## begin Document excerpt

# My First Trad Kill!



## Wjackson11x (Oct 29, 2019)

It's been something that I have been wanting to do for several years.  I started shooting a few years ago and finally got good enough to start taking the recurve to the woods with me some last year.  I was lucky enough to kill a good buck this season with my compound, so I figured it was time to start taking the recurve and get my first deer.  Last Thursday afternoon I sat in the same spot where I had been seeing a bunch of deer. 

At around 6:00, I had a lone doe come in and fed for a few minutes at 10 yds.  I was just waiting on that perfect shot opportunity.  I am only shooting a 45# Bear and arrows that I made out of some wooden dowels. Razor sharp 2 blade Zwickey.

The shot felt perfect and landed right where I was aiming.  Man, what a rush!

Thanks for looking


----------



## bobocat (Oct 29, 2019)

Good job!


----------



## devolve (Oct 29, 2019)

Awesome man!!!!! Congrats!


----------



## toolmkr20 (Oct 29, 2019)

Congrats


----------



## bear claw (Oct 29, 2019)

Congratulations


----------



## Esau (Oct 29, 2019)

Congrats! Great job.


----------



## longbowdave1 (Oct 29, 2019)

Nice job. Congrats.


----------



## bowhunterdavid (Oct 29, 2019)

Nothing like it Congrats to you.

## end Document excerpt

_Written tasks:_
1) In the deer-hunting thread, what did the first poster make the arrows from?
2) Transcribe the stretch of the deer-hunting thread that starts with the words containing "At around 6:00, I" and finishes with "bobocat (Oct 29, 2019)".
3) Give the username of every member who replied to the first post in the deer-hunting thread.
The material after this point is from a separate source.

## begin Entries supplied

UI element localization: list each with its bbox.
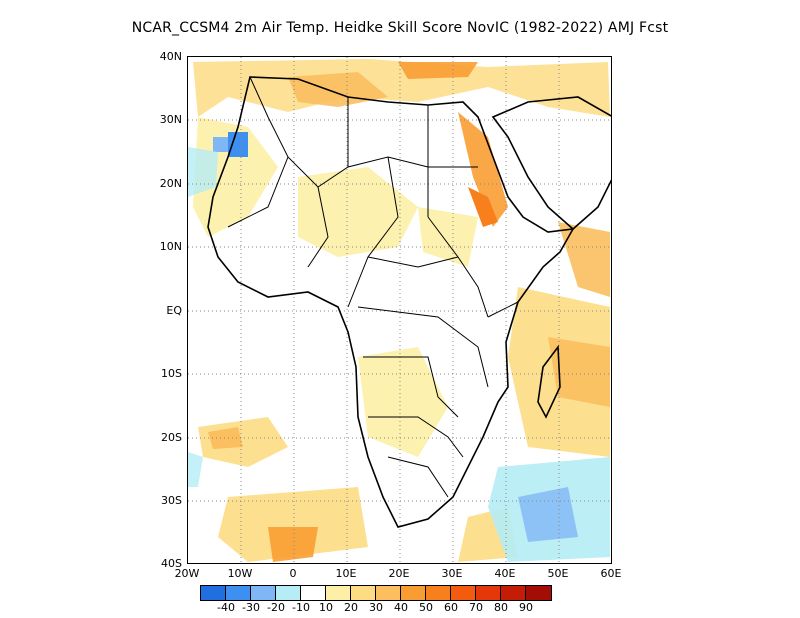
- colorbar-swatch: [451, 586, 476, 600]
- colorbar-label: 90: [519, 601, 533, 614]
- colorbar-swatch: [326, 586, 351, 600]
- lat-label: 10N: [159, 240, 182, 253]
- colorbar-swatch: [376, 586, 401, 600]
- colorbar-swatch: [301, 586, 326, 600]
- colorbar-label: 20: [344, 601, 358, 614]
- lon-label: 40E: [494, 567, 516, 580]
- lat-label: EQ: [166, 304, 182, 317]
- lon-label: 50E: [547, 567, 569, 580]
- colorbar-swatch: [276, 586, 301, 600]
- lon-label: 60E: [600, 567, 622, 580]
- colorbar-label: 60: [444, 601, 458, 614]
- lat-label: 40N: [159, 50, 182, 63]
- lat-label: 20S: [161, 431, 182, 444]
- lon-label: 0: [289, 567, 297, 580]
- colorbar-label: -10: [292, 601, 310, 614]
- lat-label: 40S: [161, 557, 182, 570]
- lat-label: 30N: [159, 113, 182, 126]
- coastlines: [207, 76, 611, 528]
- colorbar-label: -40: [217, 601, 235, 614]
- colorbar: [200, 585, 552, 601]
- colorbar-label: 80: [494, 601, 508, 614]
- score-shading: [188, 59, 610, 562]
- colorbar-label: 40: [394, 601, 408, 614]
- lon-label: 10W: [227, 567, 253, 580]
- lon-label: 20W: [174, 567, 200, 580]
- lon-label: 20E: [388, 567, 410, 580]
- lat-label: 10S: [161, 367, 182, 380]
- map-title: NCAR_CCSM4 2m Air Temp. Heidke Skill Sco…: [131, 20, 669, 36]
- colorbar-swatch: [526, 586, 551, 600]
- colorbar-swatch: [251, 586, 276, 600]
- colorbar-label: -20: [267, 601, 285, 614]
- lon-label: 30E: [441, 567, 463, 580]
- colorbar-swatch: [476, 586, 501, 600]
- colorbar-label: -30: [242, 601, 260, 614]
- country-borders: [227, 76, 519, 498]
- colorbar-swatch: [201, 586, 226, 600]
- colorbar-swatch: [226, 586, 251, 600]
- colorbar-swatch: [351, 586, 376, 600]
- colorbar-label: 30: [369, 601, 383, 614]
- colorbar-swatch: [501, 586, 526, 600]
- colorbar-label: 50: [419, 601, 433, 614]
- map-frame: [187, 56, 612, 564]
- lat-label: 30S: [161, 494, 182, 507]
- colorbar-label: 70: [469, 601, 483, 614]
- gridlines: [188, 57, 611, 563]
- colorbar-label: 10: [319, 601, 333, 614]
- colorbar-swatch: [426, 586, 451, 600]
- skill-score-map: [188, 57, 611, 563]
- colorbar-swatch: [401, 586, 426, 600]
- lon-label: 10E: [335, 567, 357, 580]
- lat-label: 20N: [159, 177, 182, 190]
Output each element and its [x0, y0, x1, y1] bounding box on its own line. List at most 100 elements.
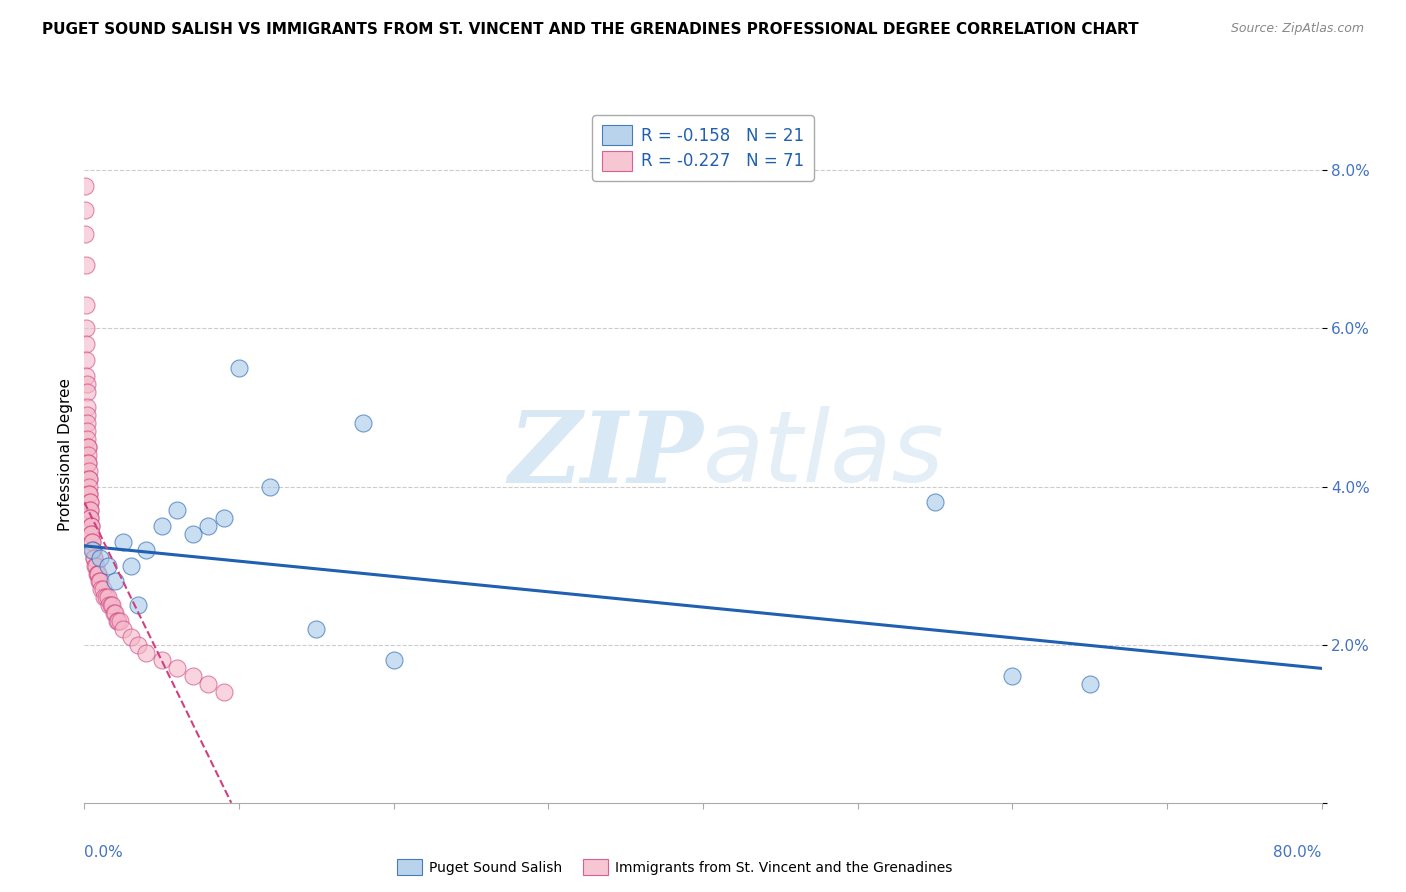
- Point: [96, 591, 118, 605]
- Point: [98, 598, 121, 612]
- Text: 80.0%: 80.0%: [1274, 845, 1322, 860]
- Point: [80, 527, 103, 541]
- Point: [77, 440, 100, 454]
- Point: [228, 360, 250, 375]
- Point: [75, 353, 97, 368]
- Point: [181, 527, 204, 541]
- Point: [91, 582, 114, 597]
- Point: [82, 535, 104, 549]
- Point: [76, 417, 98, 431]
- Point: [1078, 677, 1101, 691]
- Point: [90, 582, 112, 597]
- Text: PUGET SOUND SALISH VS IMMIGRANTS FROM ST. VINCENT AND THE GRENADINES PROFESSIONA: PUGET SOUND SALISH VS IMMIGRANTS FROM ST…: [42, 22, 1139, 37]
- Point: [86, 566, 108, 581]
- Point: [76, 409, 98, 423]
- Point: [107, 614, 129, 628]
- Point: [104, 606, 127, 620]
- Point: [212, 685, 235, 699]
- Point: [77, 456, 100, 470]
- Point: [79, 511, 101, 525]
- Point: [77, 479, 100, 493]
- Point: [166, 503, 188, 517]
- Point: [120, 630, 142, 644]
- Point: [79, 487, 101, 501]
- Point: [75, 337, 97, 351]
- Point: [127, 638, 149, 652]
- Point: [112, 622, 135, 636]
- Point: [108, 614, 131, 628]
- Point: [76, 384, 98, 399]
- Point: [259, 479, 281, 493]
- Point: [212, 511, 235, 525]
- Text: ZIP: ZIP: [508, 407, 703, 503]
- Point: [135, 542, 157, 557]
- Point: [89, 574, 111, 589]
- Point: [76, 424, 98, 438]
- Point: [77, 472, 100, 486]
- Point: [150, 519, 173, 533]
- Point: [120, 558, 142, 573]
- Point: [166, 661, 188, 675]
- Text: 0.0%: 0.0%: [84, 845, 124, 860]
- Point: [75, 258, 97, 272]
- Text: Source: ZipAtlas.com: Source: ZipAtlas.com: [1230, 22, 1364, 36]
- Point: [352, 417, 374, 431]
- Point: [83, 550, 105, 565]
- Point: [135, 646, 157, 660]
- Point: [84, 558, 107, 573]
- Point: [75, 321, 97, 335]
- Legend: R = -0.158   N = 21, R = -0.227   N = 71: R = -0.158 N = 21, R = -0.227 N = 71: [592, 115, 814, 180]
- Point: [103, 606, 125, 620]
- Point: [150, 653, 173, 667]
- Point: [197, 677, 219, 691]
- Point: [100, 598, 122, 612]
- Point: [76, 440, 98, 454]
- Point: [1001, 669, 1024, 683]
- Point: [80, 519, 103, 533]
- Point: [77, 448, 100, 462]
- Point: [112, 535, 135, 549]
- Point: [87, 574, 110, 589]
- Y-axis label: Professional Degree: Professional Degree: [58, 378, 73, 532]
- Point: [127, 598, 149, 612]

## end Entries supplied

_Answers provided:_
1) Wooden dowels.

2)
At around 6:00, I had a lone doe come in and fed for a few minutes at 10 yds.  I was just waiting on that perfect shot opportunity.  I am only shooting a 45# Bear and arrows that I made out of some wooden dowels. Razor sharp 2 blade Zwickey.

The shot felt perfect and landed right where I was aiming.  Man, what a rush!

Thanks for looking


----------



## bobocat (Oct 29, 2019)

3) bobocat, devolve, toolmkr20, bear claw, Esau, longbowdave1, bowhunterdavid